Set down all of the data that follows word for word, without the images.
== RECORDS ==
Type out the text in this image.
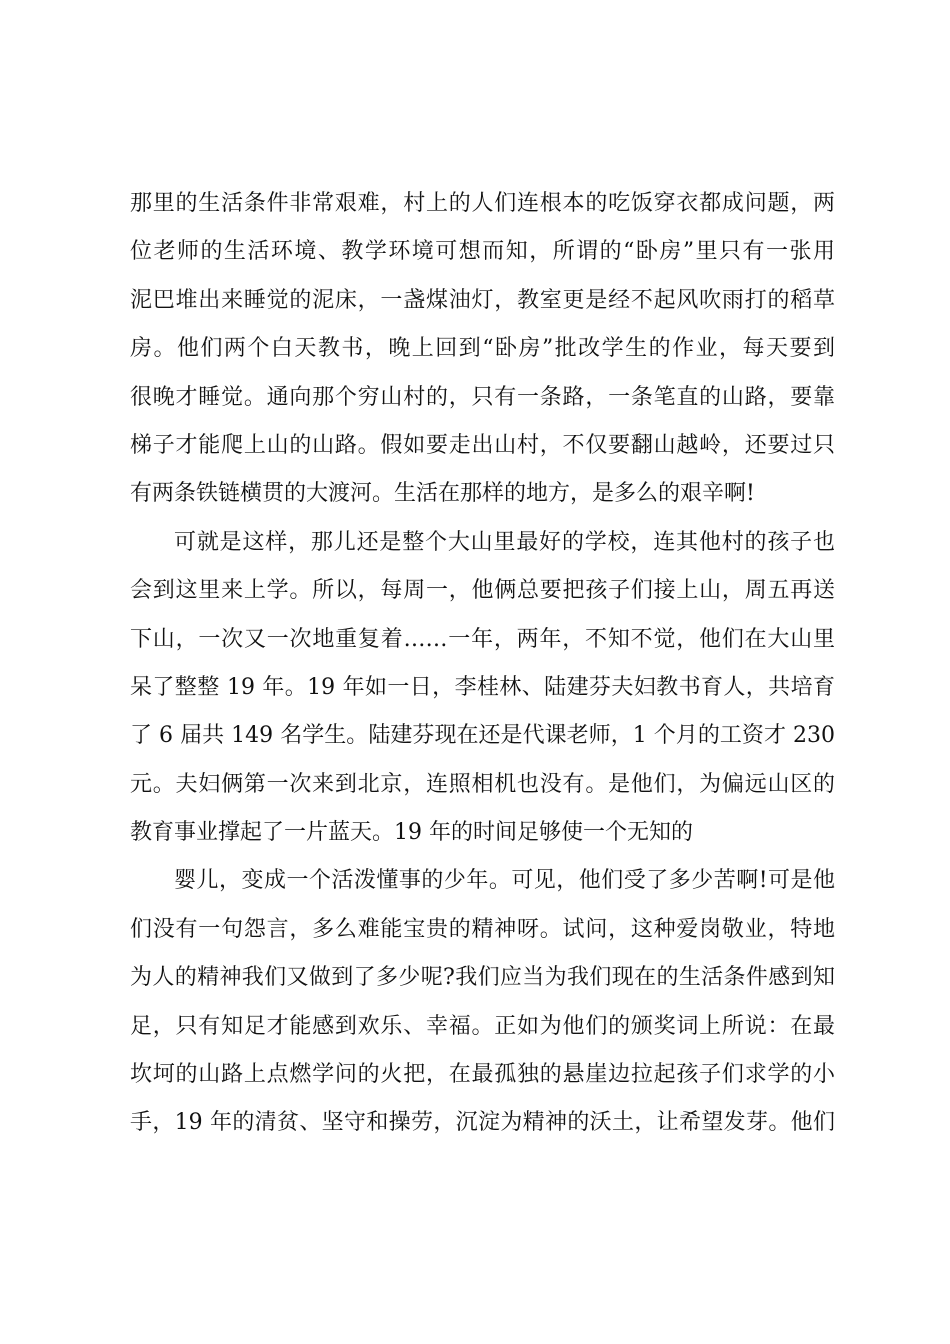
那里的生活条件非常艰难，村上的人们连根本的吃饭穿衣都成问题，两
位老师的生活环境、教学环境可想而知，所谓的“卧房”里只有一张用
泥巴堆出来睡觉的泥床，一盏煤油灯，教室更是经不起风吹雨打的稻草
房。他们两个白天教书，晚上回到“卧房”批改学生的作业，每天要到
很晚才睡觉。通向那个穷山村的，只有一条路，一条笔直的山路，要靠
梯子才能爬上山的山路。假如要走出山村，不仅要翻山越岭，还要过只
有两条铁链横贯的大渡河。生活在那样的地方，是多么的艰辛啊!
可就是这样，那儿还是整个大山里最好的学校，连其他村的孩子也
会到这里来上学。所以，每周一，他俩总要把孩子们接上山，周五再送
下山，一次又一次地重复着……一年，两年，不知不觉，他们在大山里
呆了整整 19 年。19 年如一日，李桂林、陆建芬夫妇教书育人，共培育
了 6 届共 149 名学生。陆建芬现在还是代课老师，1 个月的工资才 230
元。夫妇俩第一次来到北京，连照相机也没有。是他们，为偏远山区的
教育事业撑起了一片蓝天。19 年的时间足够使一个无知的
婴儿，变成一个活泼懂事的少年。可见，他们受了多少苦啊!可是他
们没有一句怨言，多么难能宝贵的精神呀。试问，这种爱岗敬业，特地
为人的精神我们又做到了多少呢?我们应当为我们现在的生活条件感到知
足，只有知足才能感到欢乐、幸福。正如为他们的颁奖词上所说：在最
坎坷的山路上点燃学问的火把，在最孤独的悬崖边拉起孩子们求学的小
手，19 年的清贫、坚守和操劳，沉淀为精神的沃土，让希望发芽。他们
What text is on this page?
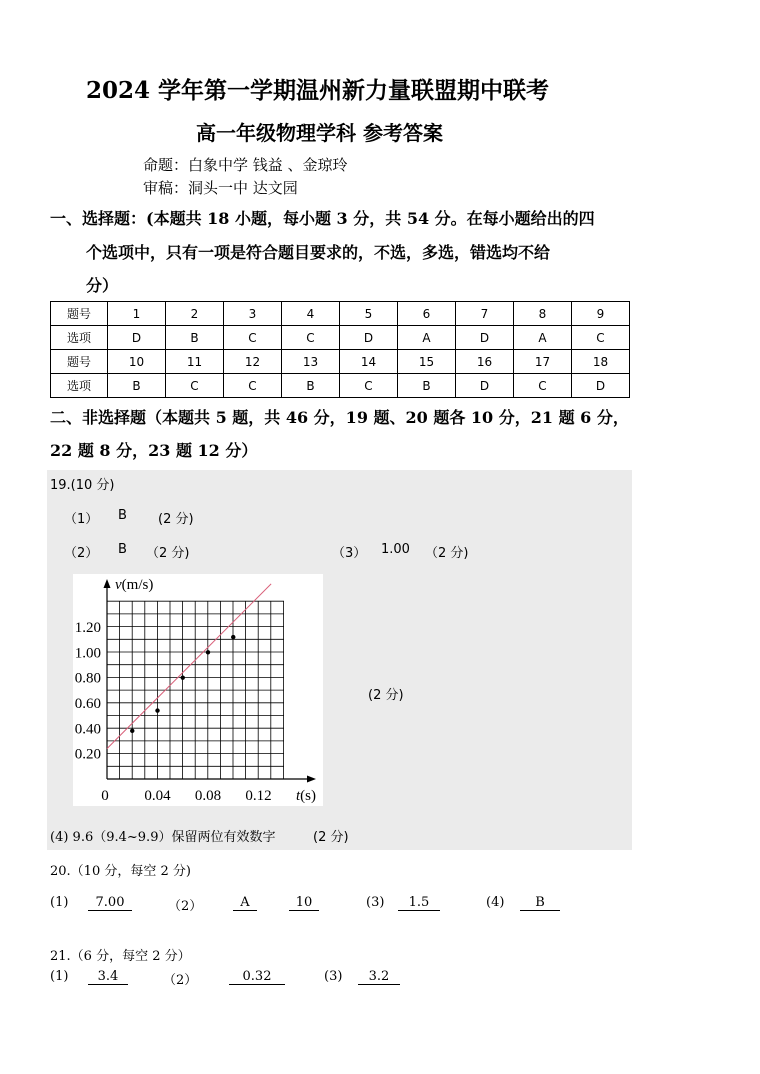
2024 学年第一学期温州新力量联盟期中联考
高一年级物理学科 参考答案
命题：白象中学 钱益 、金琼玲
审稿：洞头一中 达文园
一、选择题：(本题共 18 小题，每小题 3 分，共 54 分。在每小题给出的四
个选项中，只有一项是符合题目要求的，不选，多选，错选均不给
分）
题号	1	2	3	4	5	6	7	8	9
选项	D	B	C	C	D	A	D	A	C
题号	10	11	12	13	14	15	16	17	18
选项	B	C	C	B	C	B	D	C	D
二、非选择题（本题共 5 题，共 46 分，19 题、20 题各 10 分，21 题 6 分，
22 题 8 分，23 题 12 分）
19.(10 分)
（1） B (2 分)
（2） B （2 分)	（3） 1.00 （2 分)
0.20
0.40
0.60
0.80
1.00
1.20
0.04 0.08 0.12
0
v(m/s)
t(s)
(2 分)
(4) 9.6（9.4~9.9）保留两位有效数字	(2 分)
20.（10 分，每空 2 分)
(1)	7.00	（2）	A	10	(3)	1.5	(4)	B
21.（6 分，每空 2 分）
(1)	3.4	（2）	0.32	(3)	3.2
===
• CORRECT RESPONSE
Type out the text in this image.
那里的生活条件非常艰难，村上的人们连根本的吃饭穿衣都成问题，两
位老师的生活环境、教学环境可想而知，所谓的“卧房”里只有一张用
泥巴堆出来睡觉的泥床，一盏煤油灯，教室更是经不起风吹雨打的稻草
房。他们两个白天教书，晚上回到“卧房”批改学生的作业，每天要到
很晚才睡觉。通向那个穷山村的，只有一条路，一条笔直的山路，要靠
梯子才能爬上山的山路。假如要走出山村，不仅要翻山越岭，还要过只
有两条铁链横贯的大渡河。生活在那样的地方，是多么的艰辛啊!
可就是这样，那儿还是整个大山里最好的学校，连其他村的孩子也
会到这里来上学。所以，每周一，他俩总要把孩子们接上山，周五再送
下山，一次又一次地重复着……一年，两年，不知不觉，他们在大山里
呆了整整 19 年。19 年如一日，李桂林、陆建芬夫妇教书育人，共培育
了 6 届共 149 名学生。陆建芬现在还是代课老师，1 个月的工资才 230
元。夫妇俩第一次来到北京，连照相机也没有。是他们，为偏远山区的
教育事业撑起了一片蓝天。19 年的时间足够使一个无知的
婴儿，变成一个活泼懂事的少年。可见，他们受了多少苦啊!可是他
们没有一句怨言，多么难能宝贵的精神呀。试问，这种爱岗敬业，特地
为人的精神我们又做到了多少呢?我们应当为我们现在的生活条件感到知
足，只有知足才能感到欢乐、幸福。正如为他们的颁奖词上所说：在最
坎坷的山路上点燃学问的火把，在最孤独的悬崖边拉起孩子们求学的小
手，19 年的清贫、坚守和操劳，沉淀为精神的沃土，让希望发芽。他们
What text is on this page?
2024 学年第一学期温州新力量联盟期中联考
高一年级物理学科 参考答案
命题：白象中学 钱益 、金琼玲
审稿：洞头一中 达文园
一、选择题：(本题共 18 小题，每小题 3 分，共 54 分。在每小题给出的四
个选项中，只有一项是符合题目要求的，不选，多选，错选均不给
分）
题号	1	2	3	4	5	6	7	8	9
选项	D	B	C	C	D	A	D	A	C
题号	10	11	12	13	14	15	16	17	18
选项	B	C	C	B	C	B	D	C	D
二、非选择题（本题共 5 题，共 46 分，19 题、20 题各 10 分，21 题 6 分，
22 题 8 分，23 题 12 分）
19.(10 分)
（1） B (2 分)
（2） B （2 分)	（3） 1.00 （2 分)
0.20
0.40
0.60
0.80
1.00
1.20
0.04 0.08 0.12
0
v(m/s)
t(s)
(2 分)
(4) 9.6（9.4~9.9）保留两位有效数字	(2 分)
20.（10 分，每空 2 分)
(1)	7.00	（2）	A	10	(3)	1.5	(4)	B
21.（6 分，每空 2 分）
(1)	3.4	（2）	0.32	(3)	3.2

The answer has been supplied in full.